# Start of DATA FOR PROCESSING
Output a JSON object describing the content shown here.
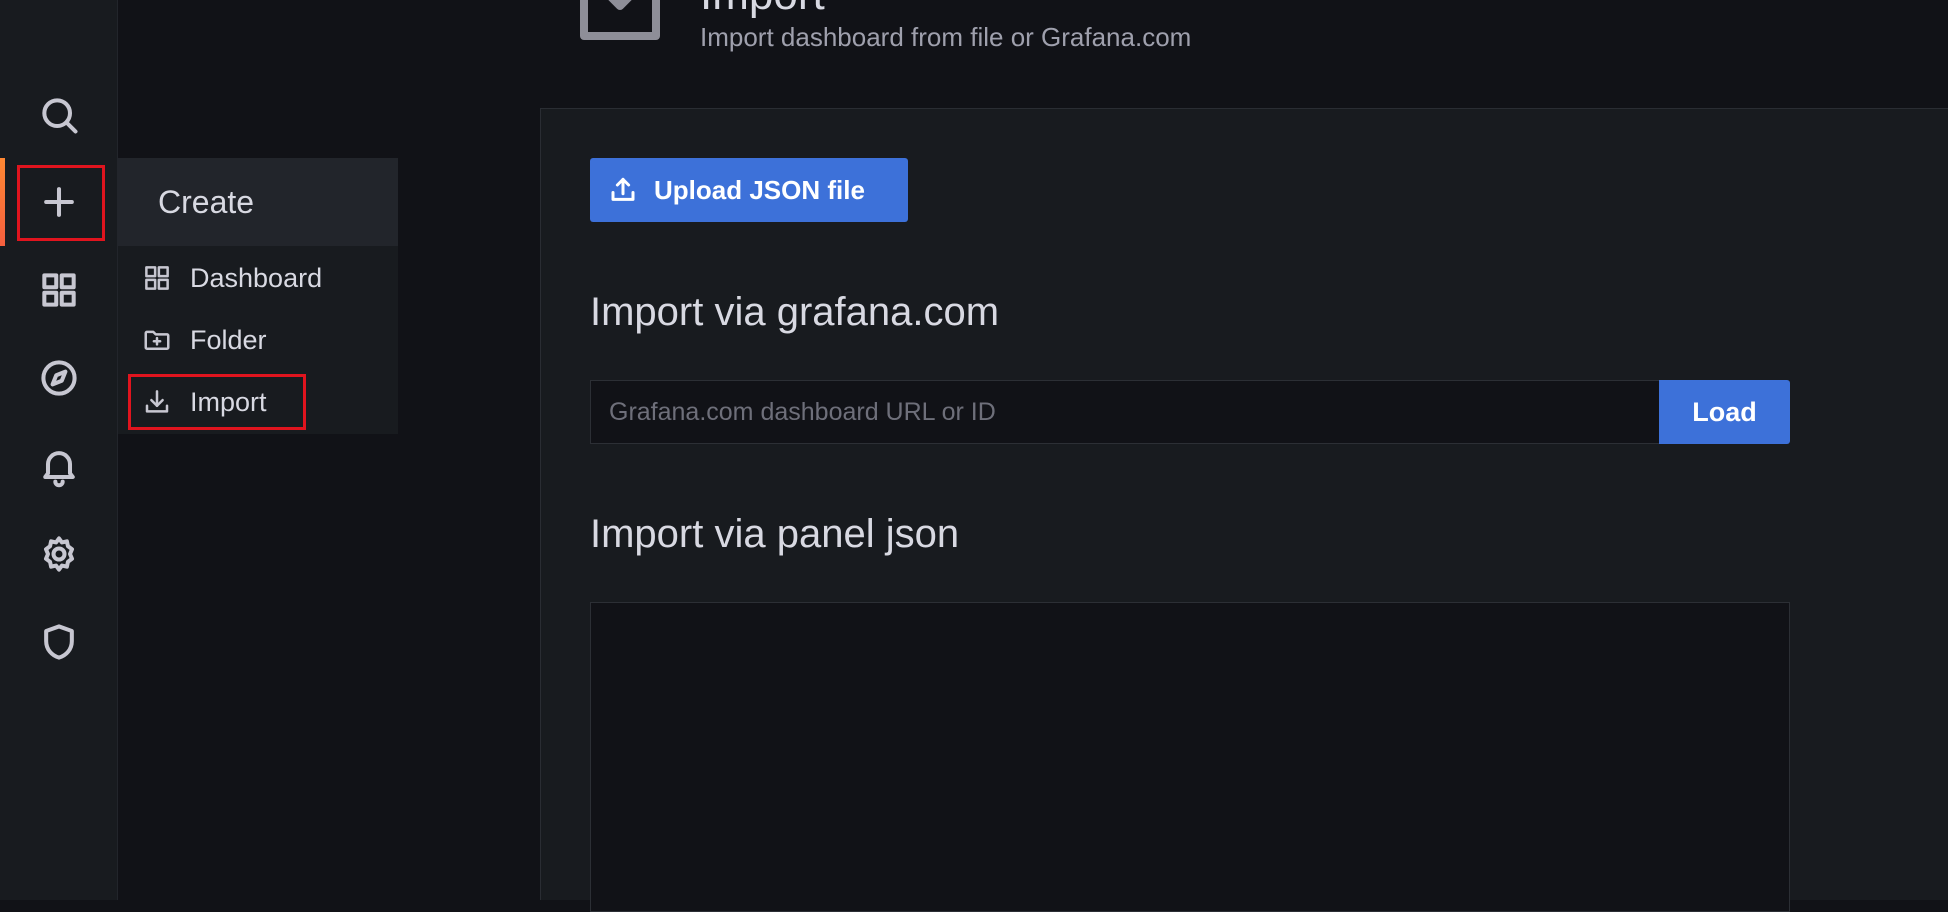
{
  "sidebar": {
    "items": [
      {
        "icon": "search-icon"
      },
      {
        "icon": "plus-icon",
        "active": true
      },
      {
        "icon": "dashboards-icon"
      },
      {
        "icon": "compass-icon"
      },
      {
        "icon": "bell-icon"
      },
      {
        "icon": "gear-icon"
      },
      {
        "icon": "shield-icon"
      }
    ]
  },
  "create_menu": {
    "title": "Create",
    "items": [
      {
        "label": "Dashboard",
        "icon": "dashboard-icon"
      },
      {
        "label": "Folder",
        "icon": "folder-plus-icon"
      },
      {
        "label": "Import",
        "icon": "import-icon"
      }
    ]
  },
  "page": {
    "title": "Import",
    "subtitle": "Import dashboard from file or Grafana.com"
  },
  "main": {
    "upload_label": "Upload JSON file",
    "grafana_section_title": "Import via grafana.com",
    "grafana_input_placeholder": "Grafana.com dashboard URL or ID",
    "load_label": "Load",
    "panel_json_section_title": "Import via panel json"
  },
  "colors": {
    "accent_blue": "#3d71d9",
    "highlight_red": "#e0141e",
    "active_orange": "#ff8833"
  }
}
# End of DATA FOR PROCESSING
Your task is to copy the entries in full and exactly, without any images.

§ TASK ANSWER:
Output a JSON object describing the content shown here.
{
  "sidebar": {
    "items": [
      {
        "icon": "search-icon"
      },
      {
        "icon": "plus-icon",
        "active": true
      },
      {
        "icon": "dashboards-icon"
      },
      {
        "icon": "compass-icon"
      },
      {
        "icon": "bell-icon"
      },
      {
        "icon": "gear-icon"
      },
      {
        "icon": "shield-icon"
      }
    ]
  },
  "create_menu": {
    "title": "Create",
    "items": [
      {
        "label": "Dashboard",
        "icon": "dashboard-icon"
      },
      {
        "label": "Folder",
        "icon": "folder-plus-icon"
      },
      {
        "label": "Import",
        "icon": "import-icon"
      }
    ]
  },
  "page": {
    "title": "Import",
    "subtitle": "Import dashboard from file or Grafana.com"
  },
  "main": {
    "upload_label": "Upload JSON file",
    "grafana_section_title": "Import via grafana.com",
    "grafana_input_placeholder": "Grafana.com dashboard URL or ID",
    "load_label": "Load",
    "panel_json_section_title": "Import via panel json"
  },
  "colors": {
    "accent_blue": "#3d71d9",
    "highlight_red": "#e0141e",
    "active_orange": "#ff8833"
  }
}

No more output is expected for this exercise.